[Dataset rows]
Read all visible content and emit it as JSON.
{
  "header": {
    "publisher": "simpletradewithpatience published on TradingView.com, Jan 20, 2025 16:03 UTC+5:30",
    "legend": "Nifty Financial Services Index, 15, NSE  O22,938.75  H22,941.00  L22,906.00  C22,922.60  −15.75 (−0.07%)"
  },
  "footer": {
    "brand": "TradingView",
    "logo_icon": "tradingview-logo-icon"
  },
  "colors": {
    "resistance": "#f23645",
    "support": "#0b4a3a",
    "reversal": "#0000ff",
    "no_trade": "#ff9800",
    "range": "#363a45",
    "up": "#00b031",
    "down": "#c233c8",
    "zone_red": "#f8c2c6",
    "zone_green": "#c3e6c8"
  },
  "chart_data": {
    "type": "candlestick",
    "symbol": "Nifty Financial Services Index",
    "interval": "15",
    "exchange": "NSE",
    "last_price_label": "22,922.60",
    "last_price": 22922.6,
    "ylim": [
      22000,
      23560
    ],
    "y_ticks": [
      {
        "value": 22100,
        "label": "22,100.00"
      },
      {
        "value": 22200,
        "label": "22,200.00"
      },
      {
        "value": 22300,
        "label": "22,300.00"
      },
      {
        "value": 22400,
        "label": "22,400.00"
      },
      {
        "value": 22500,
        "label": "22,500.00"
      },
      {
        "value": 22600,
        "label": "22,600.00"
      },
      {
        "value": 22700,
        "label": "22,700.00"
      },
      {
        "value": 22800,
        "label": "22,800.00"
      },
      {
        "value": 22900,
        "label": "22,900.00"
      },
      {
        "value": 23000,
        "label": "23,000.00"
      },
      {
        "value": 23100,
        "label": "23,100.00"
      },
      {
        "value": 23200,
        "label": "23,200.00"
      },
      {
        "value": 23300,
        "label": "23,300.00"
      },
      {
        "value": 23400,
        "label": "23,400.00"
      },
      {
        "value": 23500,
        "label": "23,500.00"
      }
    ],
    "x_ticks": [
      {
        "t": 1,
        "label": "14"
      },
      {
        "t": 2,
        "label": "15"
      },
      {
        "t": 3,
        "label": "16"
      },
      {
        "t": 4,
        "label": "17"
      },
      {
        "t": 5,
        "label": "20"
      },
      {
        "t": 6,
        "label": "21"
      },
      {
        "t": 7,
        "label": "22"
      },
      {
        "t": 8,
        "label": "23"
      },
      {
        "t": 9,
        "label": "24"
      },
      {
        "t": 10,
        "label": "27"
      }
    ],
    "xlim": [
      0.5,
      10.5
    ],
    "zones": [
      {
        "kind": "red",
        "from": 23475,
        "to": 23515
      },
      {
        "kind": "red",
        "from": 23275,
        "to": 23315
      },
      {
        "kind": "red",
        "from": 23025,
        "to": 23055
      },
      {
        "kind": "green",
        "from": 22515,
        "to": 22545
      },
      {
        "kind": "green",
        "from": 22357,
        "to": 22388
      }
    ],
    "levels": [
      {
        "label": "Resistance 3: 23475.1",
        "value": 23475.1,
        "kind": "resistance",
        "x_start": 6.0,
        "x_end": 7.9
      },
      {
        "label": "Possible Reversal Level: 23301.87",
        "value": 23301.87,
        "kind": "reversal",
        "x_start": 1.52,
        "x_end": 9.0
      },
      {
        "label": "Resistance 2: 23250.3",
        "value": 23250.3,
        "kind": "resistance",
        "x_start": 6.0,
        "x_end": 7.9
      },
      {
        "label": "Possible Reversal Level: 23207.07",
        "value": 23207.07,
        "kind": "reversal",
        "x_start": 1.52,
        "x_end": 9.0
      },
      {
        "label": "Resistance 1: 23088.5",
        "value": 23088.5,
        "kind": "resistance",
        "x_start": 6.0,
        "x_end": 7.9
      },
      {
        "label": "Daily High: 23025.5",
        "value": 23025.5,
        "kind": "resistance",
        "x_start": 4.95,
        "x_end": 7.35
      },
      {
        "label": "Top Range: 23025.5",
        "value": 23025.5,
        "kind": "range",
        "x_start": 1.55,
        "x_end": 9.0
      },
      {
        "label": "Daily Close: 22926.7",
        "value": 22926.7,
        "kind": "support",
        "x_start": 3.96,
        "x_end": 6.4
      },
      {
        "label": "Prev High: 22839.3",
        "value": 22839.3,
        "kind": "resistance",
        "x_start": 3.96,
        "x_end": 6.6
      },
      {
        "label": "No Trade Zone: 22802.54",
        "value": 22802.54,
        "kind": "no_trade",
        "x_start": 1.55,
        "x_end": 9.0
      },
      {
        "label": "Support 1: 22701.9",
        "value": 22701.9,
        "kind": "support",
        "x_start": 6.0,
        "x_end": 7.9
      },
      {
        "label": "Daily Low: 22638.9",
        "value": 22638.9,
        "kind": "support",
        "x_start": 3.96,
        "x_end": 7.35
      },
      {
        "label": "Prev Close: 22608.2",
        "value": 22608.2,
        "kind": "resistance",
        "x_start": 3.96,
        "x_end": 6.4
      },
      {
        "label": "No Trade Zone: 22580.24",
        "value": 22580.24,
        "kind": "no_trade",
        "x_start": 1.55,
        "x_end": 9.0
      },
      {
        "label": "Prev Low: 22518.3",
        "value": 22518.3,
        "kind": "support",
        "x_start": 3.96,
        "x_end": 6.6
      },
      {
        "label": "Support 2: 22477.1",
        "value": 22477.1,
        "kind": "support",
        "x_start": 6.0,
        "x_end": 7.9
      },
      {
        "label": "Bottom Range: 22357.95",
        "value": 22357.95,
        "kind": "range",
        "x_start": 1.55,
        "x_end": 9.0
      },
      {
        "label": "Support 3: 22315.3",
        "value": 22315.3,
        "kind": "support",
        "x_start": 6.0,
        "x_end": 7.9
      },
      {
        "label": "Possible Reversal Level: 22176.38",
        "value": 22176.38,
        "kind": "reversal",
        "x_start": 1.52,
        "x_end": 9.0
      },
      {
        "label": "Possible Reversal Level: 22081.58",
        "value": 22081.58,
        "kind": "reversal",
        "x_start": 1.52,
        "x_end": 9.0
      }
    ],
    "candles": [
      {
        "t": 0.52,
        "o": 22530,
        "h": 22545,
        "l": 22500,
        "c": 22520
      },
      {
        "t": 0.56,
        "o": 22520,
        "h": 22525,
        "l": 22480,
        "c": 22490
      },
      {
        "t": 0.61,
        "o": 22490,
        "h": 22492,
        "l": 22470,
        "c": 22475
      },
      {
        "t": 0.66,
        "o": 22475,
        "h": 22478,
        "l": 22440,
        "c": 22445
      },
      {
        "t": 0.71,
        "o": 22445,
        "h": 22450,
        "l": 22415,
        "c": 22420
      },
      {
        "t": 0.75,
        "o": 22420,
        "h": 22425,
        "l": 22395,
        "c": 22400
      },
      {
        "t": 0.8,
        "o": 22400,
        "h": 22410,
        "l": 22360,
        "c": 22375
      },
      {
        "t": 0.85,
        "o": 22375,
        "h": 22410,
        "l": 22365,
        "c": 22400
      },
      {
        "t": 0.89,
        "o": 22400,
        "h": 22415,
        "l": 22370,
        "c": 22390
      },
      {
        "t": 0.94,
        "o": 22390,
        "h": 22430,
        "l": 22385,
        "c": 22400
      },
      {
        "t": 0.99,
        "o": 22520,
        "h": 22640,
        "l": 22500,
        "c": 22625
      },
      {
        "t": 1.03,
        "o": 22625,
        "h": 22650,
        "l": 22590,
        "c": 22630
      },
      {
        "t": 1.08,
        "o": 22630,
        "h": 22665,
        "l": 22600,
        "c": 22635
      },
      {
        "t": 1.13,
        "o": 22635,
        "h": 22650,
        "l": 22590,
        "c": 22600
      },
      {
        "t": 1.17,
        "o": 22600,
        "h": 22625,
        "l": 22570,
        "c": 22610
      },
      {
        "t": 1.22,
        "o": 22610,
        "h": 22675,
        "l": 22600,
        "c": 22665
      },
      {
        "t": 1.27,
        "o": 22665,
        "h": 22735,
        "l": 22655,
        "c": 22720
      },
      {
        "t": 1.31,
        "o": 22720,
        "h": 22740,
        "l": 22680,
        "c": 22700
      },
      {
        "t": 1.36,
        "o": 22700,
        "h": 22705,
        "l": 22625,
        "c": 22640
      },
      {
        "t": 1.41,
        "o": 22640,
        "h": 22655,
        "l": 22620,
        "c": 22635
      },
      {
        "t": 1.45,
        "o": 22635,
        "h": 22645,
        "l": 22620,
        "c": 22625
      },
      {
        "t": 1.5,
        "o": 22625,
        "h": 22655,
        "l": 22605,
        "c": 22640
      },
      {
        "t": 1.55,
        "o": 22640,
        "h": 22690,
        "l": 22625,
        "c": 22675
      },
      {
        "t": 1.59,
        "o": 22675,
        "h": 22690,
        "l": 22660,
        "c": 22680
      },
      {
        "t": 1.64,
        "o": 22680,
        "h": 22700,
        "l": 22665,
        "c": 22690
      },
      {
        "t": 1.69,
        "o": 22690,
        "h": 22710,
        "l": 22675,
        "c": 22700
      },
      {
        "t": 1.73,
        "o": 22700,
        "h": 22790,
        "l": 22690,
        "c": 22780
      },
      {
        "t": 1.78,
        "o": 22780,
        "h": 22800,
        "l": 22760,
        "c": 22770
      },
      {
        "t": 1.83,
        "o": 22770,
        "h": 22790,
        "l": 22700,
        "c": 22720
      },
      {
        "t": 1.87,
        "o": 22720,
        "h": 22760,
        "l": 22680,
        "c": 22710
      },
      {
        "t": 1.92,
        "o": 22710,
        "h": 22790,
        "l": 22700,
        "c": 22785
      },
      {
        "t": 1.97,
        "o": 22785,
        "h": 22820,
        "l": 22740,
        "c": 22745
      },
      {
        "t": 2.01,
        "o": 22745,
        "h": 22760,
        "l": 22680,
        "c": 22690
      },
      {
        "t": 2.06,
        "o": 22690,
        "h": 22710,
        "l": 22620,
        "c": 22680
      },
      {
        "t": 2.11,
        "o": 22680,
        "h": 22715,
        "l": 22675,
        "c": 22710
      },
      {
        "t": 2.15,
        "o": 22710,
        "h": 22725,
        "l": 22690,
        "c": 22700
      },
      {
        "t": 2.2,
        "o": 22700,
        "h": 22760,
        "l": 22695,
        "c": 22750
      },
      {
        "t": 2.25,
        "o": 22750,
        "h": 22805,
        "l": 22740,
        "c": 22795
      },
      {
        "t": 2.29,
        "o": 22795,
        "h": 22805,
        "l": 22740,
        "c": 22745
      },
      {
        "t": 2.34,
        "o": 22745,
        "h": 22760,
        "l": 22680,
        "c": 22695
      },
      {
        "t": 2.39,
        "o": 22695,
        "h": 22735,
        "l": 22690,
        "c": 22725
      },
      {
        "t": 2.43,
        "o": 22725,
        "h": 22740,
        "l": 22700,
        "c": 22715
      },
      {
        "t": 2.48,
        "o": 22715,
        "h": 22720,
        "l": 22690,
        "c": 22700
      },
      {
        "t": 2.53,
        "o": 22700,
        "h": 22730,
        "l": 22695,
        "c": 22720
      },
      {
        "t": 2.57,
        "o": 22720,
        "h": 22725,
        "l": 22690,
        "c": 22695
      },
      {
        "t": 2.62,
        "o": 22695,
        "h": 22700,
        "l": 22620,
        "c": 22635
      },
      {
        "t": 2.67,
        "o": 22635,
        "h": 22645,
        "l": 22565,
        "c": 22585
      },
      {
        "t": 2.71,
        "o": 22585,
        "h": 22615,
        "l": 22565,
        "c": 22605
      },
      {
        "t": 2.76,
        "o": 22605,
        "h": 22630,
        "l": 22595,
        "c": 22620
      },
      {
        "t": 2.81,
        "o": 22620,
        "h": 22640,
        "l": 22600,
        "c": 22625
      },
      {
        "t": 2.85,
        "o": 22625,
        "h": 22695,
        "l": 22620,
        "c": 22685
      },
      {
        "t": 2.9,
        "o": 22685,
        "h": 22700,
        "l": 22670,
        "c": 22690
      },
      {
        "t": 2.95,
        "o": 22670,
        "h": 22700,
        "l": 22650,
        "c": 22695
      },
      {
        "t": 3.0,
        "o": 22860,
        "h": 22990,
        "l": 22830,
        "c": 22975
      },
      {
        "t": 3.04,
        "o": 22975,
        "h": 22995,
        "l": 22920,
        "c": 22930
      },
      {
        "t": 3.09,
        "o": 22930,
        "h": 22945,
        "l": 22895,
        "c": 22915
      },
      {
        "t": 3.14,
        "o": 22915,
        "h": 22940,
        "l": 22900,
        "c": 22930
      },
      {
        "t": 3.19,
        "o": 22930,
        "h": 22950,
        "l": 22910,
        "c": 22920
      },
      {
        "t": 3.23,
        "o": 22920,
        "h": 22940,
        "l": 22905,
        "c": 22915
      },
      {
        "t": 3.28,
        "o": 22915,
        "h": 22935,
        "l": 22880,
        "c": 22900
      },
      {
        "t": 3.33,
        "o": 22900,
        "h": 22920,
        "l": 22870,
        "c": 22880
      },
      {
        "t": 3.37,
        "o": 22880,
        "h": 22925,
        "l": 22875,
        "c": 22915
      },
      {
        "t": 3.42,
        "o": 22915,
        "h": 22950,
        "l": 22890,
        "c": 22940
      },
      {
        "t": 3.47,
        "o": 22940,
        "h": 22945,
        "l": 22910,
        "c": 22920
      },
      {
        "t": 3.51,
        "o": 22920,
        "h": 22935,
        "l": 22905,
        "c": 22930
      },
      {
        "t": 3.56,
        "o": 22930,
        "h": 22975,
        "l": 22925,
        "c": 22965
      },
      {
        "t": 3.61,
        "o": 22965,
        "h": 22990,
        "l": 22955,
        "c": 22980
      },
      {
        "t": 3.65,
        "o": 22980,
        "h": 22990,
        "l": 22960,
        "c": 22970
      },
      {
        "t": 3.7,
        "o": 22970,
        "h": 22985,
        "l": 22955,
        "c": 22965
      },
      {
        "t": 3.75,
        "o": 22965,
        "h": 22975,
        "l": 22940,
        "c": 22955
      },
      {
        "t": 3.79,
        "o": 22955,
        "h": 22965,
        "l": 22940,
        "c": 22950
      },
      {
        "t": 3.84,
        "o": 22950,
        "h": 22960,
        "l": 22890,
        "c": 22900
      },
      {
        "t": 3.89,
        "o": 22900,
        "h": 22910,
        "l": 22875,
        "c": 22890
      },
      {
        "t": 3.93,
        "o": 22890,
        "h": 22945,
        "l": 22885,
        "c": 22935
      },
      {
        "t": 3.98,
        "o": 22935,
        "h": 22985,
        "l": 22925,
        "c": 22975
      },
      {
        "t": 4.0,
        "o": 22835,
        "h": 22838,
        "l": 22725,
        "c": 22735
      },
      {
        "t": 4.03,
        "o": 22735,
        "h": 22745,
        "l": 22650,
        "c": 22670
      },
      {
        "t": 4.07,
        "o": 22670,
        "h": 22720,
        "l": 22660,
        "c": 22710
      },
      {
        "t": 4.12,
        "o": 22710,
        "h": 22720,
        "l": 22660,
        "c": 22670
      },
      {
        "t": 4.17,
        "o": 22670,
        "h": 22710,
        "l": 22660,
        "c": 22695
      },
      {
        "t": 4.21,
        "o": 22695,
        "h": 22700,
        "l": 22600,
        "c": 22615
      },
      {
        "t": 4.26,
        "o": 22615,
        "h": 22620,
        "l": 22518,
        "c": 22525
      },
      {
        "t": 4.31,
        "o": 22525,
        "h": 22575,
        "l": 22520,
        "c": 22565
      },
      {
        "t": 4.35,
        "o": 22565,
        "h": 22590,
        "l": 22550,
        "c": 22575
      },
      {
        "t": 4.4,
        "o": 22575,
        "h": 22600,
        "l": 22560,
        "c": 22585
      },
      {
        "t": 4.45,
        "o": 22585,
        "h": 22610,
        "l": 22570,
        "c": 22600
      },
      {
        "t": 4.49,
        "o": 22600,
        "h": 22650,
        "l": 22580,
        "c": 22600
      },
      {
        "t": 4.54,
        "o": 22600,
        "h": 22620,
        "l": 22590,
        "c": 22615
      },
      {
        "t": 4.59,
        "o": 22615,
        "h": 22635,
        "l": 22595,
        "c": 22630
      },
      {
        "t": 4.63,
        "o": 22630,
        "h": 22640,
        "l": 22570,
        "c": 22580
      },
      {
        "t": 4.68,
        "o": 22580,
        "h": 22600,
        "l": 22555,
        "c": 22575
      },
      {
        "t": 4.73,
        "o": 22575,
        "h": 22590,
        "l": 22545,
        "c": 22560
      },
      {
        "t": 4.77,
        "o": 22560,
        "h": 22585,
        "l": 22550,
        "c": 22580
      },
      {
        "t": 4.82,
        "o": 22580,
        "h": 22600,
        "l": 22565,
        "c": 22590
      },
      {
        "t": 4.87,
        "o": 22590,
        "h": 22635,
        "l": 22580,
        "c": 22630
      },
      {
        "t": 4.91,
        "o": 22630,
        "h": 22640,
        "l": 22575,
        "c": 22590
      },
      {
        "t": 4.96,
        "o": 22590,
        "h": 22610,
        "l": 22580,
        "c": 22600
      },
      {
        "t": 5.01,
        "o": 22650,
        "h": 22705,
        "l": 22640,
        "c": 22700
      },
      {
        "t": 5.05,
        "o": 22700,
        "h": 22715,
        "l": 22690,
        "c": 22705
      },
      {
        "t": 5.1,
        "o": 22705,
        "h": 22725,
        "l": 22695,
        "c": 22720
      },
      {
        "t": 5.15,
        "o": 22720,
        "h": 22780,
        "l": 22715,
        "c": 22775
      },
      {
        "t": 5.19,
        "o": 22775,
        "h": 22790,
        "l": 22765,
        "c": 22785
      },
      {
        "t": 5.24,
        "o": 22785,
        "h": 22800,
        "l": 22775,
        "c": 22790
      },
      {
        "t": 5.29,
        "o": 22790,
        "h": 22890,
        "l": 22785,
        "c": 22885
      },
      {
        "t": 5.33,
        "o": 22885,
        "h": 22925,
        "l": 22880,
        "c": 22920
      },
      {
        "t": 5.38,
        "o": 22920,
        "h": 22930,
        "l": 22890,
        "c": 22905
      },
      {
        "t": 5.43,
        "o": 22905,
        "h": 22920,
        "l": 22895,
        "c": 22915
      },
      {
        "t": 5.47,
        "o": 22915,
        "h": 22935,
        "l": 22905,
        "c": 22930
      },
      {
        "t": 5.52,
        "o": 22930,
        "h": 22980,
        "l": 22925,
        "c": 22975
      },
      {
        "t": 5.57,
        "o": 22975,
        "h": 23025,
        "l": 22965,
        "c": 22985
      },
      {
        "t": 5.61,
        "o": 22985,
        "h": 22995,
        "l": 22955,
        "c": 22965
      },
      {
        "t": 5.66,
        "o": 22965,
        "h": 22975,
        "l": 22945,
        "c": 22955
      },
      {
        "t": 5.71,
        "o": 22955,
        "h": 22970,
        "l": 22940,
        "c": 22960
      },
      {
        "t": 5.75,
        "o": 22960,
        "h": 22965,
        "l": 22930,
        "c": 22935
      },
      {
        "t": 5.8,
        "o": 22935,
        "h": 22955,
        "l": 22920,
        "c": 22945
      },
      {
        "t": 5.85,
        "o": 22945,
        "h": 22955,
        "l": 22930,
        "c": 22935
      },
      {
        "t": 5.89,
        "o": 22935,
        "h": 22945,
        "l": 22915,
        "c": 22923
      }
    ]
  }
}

◆ **Prompt**
Select all lines in the listing above where the word "Prev" appears, and show them.

◆ **Solution below**
        "label": "Prev High: 22839.3",
        "label": "Prev Close: 22608.2",
        "label": "Prev Low: 22518.3",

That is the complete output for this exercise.